■ **Exercise instructions**
1. Answer these questions from the PULPHEAD reviews:
(a) About how far into the collection does the first review say it stops offering its vision of America?
(b) Which two subjects does the first review say the collection turns to at that point?
(c) Which two subject areas does the second review name as ones to read around more?
2. Write out everything in the PULPHEAD reviews from "It’s always a" down to "bizarrely – the Blues).".

■ **Selected passage**
● ● ● ● ● ● ●
Profile Image for Benoit Lelièvre.
Author 6 books151 followers
September 15, 2016
The good about PULPHEAD is really great and the bad about it is not exactly bad either. It never is boring, stupid or offensive. It's just that is starts with such a bang and awed me with the profound and moving vision John Jeremiah Sullivan has of America, so when the collection abruptly stops doing that a little bit past halfway through and start talking about 19th century botanists and cave paintings, I've gradually lost interest. Not that these subjects are not interesting, but they don't have an anchoring point for the contemporary reader that is not already interested in these subjects. It doesn't connect the dots anymore like Sullivan brilliantly does in the first half.

I believe I know why that is. There was probably not enough material for someone's taste and extra essays that didn't belong to the project were attached. PULPHEAD is both fantastic and frustrating for that reason, but it sure is worth a read.
Profile Image for Jake Goretzki.
748 reviews135 followers
November 5, 2012

It’s always a good sign when you’re reading a piece of non-fiction to find yourself adding titles that the writer mentions to your Amazon wish-list. Or when you realise that there’s a whole subject area that you could just do with reading around more in general (in my case, Disney and – bizarrely – the Blues).
● ● ● ● ● ● ●
■ **Dataset content**
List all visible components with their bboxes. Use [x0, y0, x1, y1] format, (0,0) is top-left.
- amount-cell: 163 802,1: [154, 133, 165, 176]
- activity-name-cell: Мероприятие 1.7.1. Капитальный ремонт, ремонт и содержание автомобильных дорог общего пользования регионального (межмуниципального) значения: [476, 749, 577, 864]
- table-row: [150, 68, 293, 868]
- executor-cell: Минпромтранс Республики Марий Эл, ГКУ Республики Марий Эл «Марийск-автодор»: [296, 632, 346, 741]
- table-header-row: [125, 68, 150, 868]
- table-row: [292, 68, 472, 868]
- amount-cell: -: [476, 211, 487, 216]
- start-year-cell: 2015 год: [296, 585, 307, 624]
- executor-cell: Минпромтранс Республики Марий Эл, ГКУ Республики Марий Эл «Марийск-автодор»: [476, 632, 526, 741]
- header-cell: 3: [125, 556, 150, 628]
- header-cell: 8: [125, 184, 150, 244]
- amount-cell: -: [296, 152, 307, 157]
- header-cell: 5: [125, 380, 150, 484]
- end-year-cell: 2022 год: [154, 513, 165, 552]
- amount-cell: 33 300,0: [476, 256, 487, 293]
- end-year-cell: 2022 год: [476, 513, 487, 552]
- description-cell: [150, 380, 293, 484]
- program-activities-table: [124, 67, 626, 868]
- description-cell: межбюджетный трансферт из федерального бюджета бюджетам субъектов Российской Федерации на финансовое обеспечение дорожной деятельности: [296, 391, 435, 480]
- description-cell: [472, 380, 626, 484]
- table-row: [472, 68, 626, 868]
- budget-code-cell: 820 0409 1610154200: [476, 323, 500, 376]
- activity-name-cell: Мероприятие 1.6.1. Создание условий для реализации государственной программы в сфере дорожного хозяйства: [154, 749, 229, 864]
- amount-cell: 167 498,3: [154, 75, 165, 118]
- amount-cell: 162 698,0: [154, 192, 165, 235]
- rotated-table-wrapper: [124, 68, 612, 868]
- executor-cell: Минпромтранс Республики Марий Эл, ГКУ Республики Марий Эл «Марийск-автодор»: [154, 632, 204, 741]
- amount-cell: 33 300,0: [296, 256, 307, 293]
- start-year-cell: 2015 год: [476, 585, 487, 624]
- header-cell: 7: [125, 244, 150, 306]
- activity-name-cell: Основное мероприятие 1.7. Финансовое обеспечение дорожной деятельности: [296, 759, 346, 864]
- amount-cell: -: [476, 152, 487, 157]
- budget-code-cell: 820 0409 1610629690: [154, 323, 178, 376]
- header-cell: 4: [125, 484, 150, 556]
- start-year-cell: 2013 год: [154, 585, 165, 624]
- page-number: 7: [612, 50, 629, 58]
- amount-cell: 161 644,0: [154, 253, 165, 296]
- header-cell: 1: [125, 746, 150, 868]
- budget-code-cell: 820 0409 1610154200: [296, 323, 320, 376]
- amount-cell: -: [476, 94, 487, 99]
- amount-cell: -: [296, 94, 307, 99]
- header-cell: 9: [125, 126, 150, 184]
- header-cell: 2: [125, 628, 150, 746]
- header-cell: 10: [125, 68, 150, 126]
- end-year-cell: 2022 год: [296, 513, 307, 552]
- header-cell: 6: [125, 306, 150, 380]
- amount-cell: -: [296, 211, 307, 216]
● ● ● ● ● ● ●
■ **Your responses**
1.
(a) A little bit past halfway through.
(b) 19th century botanists and cave paintings.
(c) Disney and the Blues.

2.
It’s always a good sign when you’re reading a piece of non-fiction to find yourself adding titles that the writer mentions to your Amazon wish-list. Or when you realise that there’s a whole subject area that you could just do with reading around more in general (in my case, Disney and – bizarrely – the Blues).